## PROBLEM REQUIREMENTS
Wherever the word "right" shows up in a line, please copy that line.

Dataset entries
┄┄┄┄┄┄

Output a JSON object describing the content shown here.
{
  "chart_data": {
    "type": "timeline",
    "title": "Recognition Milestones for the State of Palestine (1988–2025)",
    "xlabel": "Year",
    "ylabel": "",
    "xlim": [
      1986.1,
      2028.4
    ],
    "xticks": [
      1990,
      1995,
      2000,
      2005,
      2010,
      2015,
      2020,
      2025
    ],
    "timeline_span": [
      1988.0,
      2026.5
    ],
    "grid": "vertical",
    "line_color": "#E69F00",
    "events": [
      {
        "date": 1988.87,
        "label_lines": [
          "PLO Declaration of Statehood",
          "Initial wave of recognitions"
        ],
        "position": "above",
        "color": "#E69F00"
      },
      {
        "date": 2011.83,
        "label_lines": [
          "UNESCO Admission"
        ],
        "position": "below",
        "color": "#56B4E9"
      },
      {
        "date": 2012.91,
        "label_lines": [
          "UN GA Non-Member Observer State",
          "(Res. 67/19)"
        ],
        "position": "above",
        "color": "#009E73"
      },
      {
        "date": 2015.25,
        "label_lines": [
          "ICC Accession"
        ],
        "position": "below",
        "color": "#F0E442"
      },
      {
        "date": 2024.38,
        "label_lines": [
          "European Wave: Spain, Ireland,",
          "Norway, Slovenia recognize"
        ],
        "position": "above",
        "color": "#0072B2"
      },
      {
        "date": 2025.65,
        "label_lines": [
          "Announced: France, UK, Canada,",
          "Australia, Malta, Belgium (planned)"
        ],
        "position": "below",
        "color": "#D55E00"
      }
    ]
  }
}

┄┄┄┄┄┄

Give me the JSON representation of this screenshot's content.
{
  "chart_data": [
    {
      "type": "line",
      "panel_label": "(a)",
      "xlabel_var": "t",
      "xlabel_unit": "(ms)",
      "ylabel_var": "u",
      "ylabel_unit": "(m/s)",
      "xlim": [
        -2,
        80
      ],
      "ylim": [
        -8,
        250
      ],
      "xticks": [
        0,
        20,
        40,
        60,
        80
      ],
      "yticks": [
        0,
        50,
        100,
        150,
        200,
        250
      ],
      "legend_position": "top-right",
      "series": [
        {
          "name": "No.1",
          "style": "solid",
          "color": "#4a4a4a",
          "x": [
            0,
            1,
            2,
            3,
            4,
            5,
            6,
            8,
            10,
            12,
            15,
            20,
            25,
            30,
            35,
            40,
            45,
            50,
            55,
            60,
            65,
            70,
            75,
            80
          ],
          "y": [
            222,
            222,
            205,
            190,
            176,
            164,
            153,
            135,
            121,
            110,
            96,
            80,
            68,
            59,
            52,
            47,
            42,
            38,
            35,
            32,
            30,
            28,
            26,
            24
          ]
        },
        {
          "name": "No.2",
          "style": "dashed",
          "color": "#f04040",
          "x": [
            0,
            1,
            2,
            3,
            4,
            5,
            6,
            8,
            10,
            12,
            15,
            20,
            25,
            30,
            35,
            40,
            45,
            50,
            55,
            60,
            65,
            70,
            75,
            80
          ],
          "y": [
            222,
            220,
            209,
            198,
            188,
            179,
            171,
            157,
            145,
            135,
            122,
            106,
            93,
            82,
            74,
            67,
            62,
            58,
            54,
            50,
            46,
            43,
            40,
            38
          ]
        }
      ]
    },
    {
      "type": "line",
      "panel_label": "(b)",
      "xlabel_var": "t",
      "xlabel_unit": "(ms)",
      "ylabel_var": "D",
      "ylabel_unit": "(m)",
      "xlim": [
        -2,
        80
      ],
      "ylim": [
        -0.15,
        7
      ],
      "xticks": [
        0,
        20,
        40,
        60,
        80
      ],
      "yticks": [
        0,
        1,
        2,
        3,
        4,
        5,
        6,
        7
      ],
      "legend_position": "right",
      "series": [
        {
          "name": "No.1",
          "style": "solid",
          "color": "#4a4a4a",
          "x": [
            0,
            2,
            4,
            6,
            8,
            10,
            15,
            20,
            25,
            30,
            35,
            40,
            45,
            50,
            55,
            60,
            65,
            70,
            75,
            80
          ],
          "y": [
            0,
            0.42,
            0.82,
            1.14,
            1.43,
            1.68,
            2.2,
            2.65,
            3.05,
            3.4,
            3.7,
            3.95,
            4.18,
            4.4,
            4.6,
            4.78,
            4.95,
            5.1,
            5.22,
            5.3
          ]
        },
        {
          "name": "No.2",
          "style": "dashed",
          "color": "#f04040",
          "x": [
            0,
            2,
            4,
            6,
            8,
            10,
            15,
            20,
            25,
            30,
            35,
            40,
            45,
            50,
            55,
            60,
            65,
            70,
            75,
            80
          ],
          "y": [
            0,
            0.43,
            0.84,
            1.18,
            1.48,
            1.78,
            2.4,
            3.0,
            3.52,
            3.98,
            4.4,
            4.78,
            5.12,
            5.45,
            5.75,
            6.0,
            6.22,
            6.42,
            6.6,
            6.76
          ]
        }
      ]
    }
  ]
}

┄┄┄┄┄┄

## EXERCISE OUTPUT
      "legend_position": "top-right",
      "legend_position": "right",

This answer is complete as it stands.